**YOUR GOAL**.
Isolate every line in the records below with "såväl" in it.

(Beginning of DATA)

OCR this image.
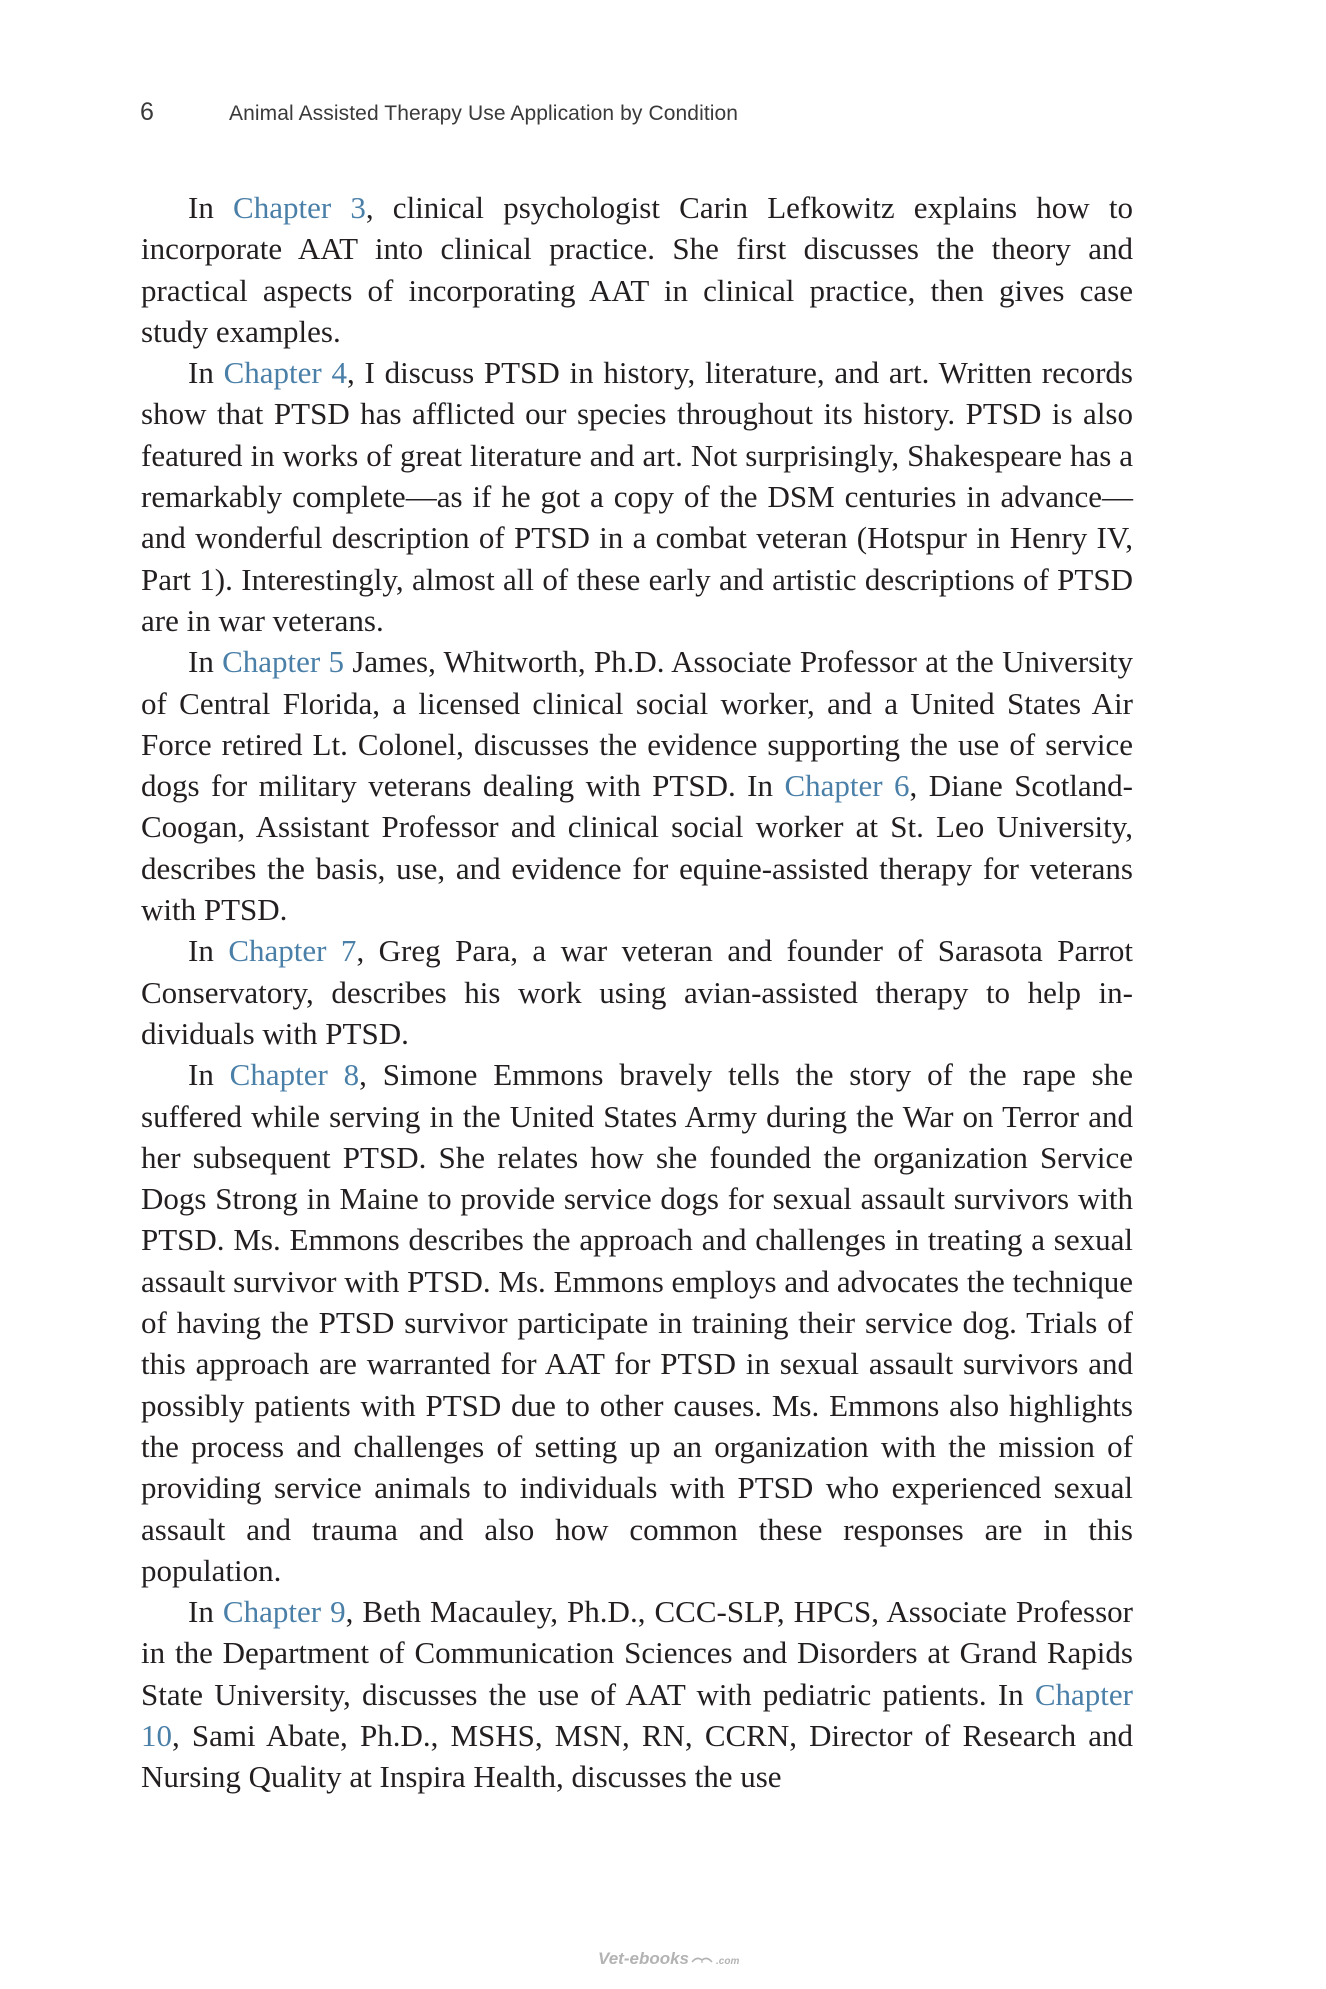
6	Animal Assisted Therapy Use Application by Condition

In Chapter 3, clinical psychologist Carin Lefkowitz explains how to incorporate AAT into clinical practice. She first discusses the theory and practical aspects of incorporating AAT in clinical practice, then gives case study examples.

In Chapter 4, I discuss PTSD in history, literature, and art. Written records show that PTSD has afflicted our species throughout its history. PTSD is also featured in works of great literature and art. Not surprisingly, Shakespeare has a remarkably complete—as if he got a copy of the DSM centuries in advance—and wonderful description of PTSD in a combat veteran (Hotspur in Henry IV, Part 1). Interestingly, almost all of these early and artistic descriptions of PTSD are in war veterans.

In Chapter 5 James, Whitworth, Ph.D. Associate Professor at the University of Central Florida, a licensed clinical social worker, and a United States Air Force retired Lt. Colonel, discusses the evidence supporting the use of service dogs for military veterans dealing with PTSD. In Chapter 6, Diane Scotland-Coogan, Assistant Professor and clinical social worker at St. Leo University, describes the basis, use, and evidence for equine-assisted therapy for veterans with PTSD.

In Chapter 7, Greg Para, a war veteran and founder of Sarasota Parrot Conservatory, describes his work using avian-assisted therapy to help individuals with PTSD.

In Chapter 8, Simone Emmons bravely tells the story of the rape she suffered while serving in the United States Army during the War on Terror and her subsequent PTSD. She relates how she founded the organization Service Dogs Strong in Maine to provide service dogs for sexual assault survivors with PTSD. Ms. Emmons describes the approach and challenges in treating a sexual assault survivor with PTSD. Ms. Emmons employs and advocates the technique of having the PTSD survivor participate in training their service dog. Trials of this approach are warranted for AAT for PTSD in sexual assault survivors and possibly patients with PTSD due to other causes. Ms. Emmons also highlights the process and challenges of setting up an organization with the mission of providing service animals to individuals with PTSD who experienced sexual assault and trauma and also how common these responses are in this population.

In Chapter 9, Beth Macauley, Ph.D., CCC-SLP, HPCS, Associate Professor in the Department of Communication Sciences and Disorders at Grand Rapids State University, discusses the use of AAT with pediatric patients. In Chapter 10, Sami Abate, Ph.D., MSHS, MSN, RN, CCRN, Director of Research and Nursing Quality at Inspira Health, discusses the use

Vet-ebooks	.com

(End of DATA)
(Beginning of DATA)

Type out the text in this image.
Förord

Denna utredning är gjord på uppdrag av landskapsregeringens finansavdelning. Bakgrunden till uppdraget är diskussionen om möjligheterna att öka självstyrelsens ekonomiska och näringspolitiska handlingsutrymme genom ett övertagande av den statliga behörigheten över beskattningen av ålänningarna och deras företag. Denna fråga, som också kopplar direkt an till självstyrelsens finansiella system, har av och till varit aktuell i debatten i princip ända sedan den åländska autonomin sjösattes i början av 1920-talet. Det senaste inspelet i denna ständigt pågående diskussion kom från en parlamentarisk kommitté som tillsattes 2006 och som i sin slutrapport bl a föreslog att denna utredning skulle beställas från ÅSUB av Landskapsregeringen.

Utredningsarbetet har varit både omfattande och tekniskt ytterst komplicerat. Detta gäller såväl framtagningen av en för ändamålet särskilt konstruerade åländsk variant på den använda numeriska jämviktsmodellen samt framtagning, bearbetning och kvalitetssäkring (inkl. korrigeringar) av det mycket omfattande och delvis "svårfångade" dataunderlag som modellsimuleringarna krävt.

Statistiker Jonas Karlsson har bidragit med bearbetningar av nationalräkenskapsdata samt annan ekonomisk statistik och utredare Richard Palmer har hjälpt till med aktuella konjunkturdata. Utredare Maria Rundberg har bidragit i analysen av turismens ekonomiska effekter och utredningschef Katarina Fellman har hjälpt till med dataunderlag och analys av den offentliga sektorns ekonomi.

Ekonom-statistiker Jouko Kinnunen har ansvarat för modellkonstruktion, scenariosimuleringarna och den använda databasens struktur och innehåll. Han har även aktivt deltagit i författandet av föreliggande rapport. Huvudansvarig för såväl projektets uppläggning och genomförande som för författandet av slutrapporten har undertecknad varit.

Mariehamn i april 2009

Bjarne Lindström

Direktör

(End of DATA)
(Beginning of DATA)

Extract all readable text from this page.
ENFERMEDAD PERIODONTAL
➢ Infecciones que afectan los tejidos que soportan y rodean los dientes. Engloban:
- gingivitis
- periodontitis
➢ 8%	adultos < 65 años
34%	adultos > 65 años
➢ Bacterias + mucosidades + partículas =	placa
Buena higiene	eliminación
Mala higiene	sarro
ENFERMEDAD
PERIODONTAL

(End of DATA)

**REPLY TO THE EXERCISE**.
Utredningsarbetet har varit både omfattande och tekniskt ytterst komplicerat. Detta gäller såväl framtagningen av en för ändamålet särskilt konstruerade åländsk variant på den använda numeriska jämviktsmodellen samt framtagning, bearbetning och kvalitetssäkring (inkl. korrigeringar) av det mycket omfattande och delvis "svårfångade" dataunderlag som modellsimuleringarna krävt.
Ekonom-statistiker Jouko Kinnunen har ansvarat för modellkonstruktion, scenariosimuleringarna och den använda databasens struktur och innehåll. Han har även aktivt deltagit i författandet av föreliggande rapport. Huvudansvarig för såväl projektets uppläggning och genomförande som för författandet av slutrapporten har undertecknad varit.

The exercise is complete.